━━━━━ INFORMATION SUPPLIED

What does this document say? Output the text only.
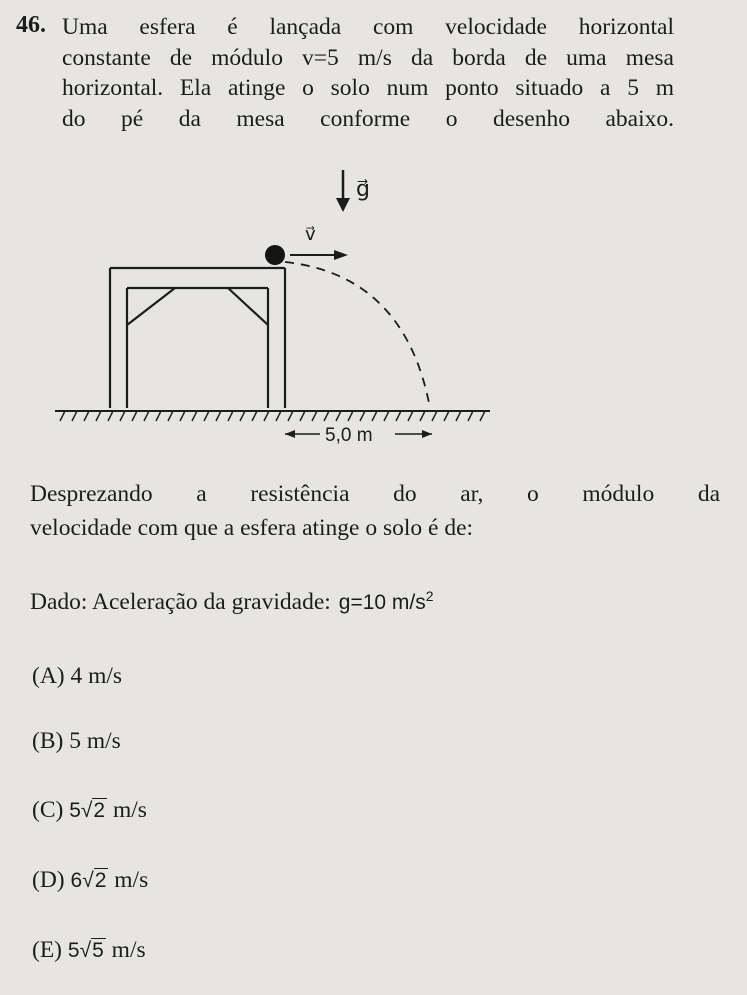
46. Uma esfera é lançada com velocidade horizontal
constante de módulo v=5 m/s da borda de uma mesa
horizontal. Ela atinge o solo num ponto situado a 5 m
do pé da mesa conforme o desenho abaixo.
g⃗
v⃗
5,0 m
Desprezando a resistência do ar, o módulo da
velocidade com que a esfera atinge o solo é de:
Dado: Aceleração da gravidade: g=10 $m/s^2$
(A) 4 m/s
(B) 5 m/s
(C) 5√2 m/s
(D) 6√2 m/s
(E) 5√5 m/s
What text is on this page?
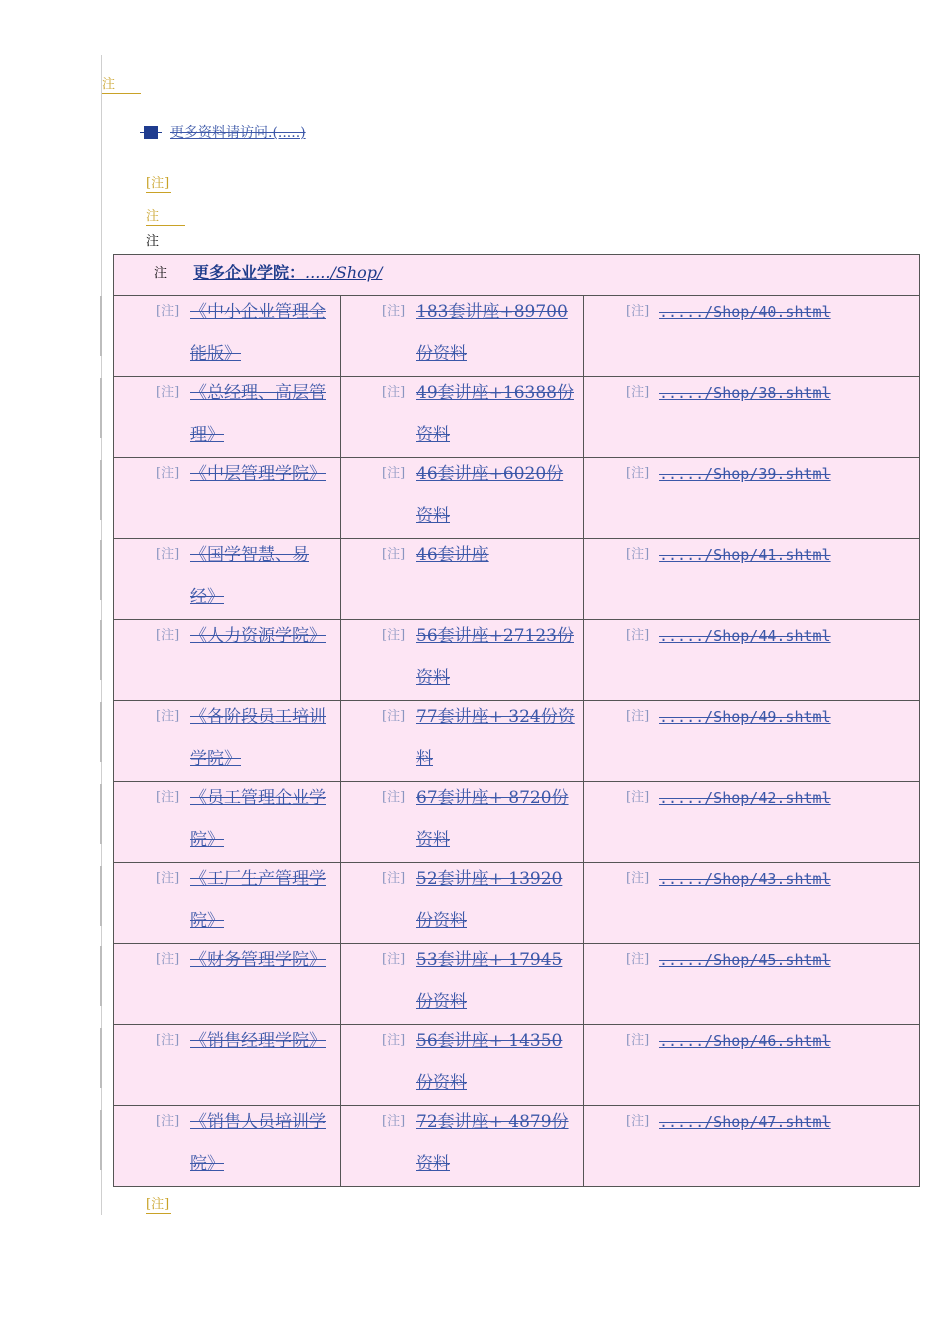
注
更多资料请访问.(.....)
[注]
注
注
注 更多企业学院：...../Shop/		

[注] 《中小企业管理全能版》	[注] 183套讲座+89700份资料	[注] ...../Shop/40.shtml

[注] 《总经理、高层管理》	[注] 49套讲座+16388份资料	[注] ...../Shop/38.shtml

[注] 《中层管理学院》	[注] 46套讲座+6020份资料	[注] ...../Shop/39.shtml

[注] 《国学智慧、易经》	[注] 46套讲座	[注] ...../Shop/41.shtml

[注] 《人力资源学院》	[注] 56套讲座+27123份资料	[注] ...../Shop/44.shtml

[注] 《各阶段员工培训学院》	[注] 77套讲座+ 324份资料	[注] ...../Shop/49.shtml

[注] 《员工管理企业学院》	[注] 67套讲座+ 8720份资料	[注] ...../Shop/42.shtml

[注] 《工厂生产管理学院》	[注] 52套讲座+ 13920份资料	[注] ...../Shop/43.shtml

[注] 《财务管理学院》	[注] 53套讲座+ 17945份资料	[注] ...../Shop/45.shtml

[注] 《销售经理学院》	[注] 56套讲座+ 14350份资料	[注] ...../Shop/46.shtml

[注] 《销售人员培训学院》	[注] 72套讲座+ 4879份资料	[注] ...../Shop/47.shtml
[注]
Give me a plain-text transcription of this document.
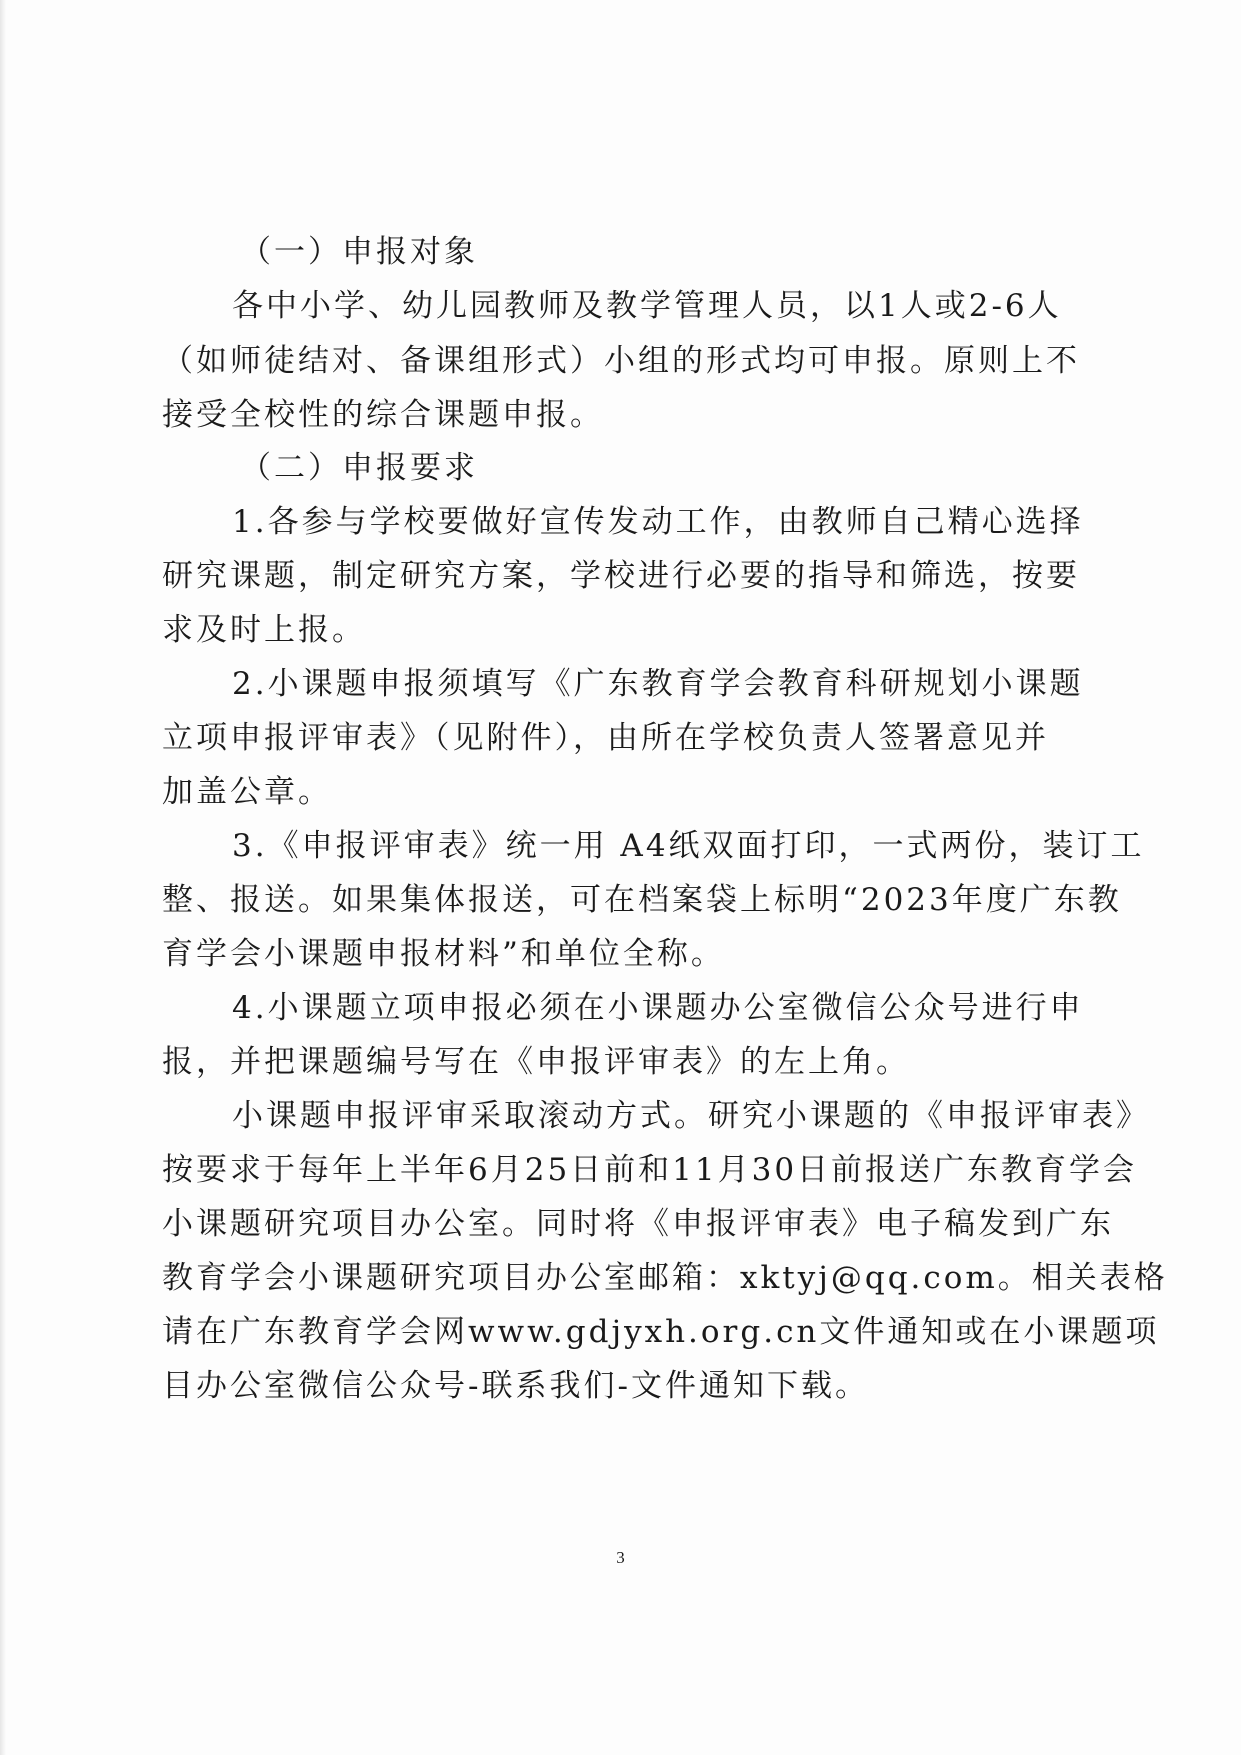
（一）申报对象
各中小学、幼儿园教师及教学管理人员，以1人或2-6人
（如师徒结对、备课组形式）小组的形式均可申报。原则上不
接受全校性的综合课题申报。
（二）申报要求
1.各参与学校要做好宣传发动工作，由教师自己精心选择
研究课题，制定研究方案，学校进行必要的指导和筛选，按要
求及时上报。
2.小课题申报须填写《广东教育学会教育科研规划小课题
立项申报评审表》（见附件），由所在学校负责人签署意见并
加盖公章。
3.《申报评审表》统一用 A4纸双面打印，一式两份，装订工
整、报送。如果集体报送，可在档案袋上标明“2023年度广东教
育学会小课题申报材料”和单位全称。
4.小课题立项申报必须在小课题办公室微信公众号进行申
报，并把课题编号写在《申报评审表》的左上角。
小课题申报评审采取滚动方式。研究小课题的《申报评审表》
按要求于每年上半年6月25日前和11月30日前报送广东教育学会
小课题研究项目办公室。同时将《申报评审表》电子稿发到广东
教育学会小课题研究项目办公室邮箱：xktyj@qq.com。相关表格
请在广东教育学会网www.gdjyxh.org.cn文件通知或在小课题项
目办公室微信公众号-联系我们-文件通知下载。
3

━━━━━━━━━━

THE TASK: Within the data above, count the lines that contain the string "this"; the reply is the number alone.

RESPONSE TO THE TASK: 3